◆ SUPPLIED INFORMATION
--- --- ---

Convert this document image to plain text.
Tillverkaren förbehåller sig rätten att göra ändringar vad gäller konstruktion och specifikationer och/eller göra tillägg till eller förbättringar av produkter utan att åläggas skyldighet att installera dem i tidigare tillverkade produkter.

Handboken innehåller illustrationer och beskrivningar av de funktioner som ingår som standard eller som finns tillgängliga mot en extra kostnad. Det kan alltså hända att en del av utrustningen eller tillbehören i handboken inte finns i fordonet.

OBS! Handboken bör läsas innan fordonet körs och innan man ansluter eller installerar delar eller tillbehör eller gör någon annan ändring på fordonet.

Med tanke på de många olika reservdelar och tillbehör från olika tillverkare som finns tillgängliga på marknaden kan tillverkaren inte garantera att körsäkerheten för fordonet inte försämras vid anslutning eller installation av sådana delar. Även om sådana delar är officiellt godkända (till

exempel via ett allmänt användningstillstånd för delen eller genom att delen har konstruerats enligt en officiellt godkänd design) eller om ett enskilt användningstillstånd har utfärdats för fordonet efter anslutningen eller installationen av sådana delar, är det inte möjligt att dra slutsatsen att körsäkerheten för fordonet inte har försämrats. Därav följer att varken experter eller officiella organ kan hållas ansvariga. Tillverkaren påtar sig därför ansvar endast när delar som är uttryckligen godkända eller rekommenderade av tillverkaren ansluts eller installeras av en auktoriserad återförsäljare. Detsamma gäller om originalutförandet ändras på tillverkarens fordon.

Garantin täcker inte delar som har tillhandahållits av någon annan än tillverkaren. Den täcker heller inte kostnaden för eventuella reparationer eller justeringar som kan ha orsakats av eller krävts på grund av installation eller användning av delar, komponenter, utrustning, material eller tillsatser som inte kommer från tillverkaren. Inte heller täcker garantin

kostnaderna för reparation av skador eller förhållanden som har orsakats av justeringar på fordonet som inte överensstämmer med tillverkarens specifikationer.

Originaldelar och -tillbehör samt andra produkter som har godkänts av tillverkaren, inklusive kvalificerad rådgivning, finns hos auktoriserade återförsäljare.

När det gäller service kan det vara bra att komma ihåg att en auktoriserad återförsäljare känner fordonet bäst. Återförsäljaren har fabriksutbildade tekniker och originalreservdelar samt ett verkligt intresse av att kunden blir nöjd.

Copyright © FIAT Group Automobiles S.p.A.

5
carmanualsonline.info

--- --- ---

◆ TASK ITEM
Line by line, reproduce the data above exactly.

◆ RESULT
Convert this document image to plain text.
Tillverkaren förbehåller sig rätten att göra ändringar vad gäller konstruktion och specifikationer och/eller göra tillägg till eller förbättringar av produkter utan att åläggas skyldighet att installera dem i tidigare tillverkade produkter.

Handboken innehåller illustrationer och beskrivningar av de funktioner som ingår som standard eller som finns tillgängliga mot en extra kostnad. Det kan alltså hända att en del av utrustningen eller tillbehören i handboken inte finns i fordonet.

OBS! Handboken bör läsas innan fordonet körs och innan man ansluter eller installerar delar eller tillbehör eller gör någon annan ändring på fordonet.

Med tanke på de många olika reservdelar och tillbehör från olika tillverkare som finns tillgängliga på marknaden kan tillverkaren inte garantera att körsäkerheten för fordonet inte försämras vid anslutning eller installation av sådana delar. Även om sådana delar är officiellt godkända (till

exempel via ett allmänt användningstillstånd för delen eller genom att delen har konstruerats enligt en officiellt godkänd design) eller om ett enskilt användningstillstånd har utfärdats för fordonet efter anslutningen eller installationen av sådana delar, är det inte möjligt att dra slutsatsen att körsäkerheten för fordonet inte har försämrats. Därav följer att varken experter eller officiella organ kan hållas ansvariga. Tillverkaren påtar sig därför ansvar endast när delar som är uttryckligen godkända eller rekommenderade av tillverkaren ansluts eller installeras av en auktoriserad återförsäljare. Detsamma gäller om originalutförandet ändras på tillverkarens fordon.

Garantin täcker inte delar som har tillhandahållits av någon annan än tillverkaren. Den täcker heller inte kostnaden för eventuella reparationer eller justeringar som kan ha orsakats av eller krävts på grund av installation eller användning av delar, komponenter, utrustning, material eller tillsatser som inte kommer från tillverkaren. Inte heller täcker garantin

kostnaderna för reparation av skador eller förhållanden som har orsakats av justeringar på fordonet som inte överensstämmer med tillverkarens specifikationer.

Originaldelar och -tillbehör samt andra produkter som har godkänts av tillverkaren, inklusive kvalificerad rådgivning, finns hos auktoriserade återförsäljare.

När det gäller service kan det vara bra att komma ihåg att en auktoriserad återförsäljare känner fordonet bäst. Återförsäljaren har fabriksutbildade tekniker och originalreservdelar samt ett verkligt intresse av att kunden blir nöjd.

Copyright © FIAT Group Automobiles S.p.A.

5
carmanualsonline.info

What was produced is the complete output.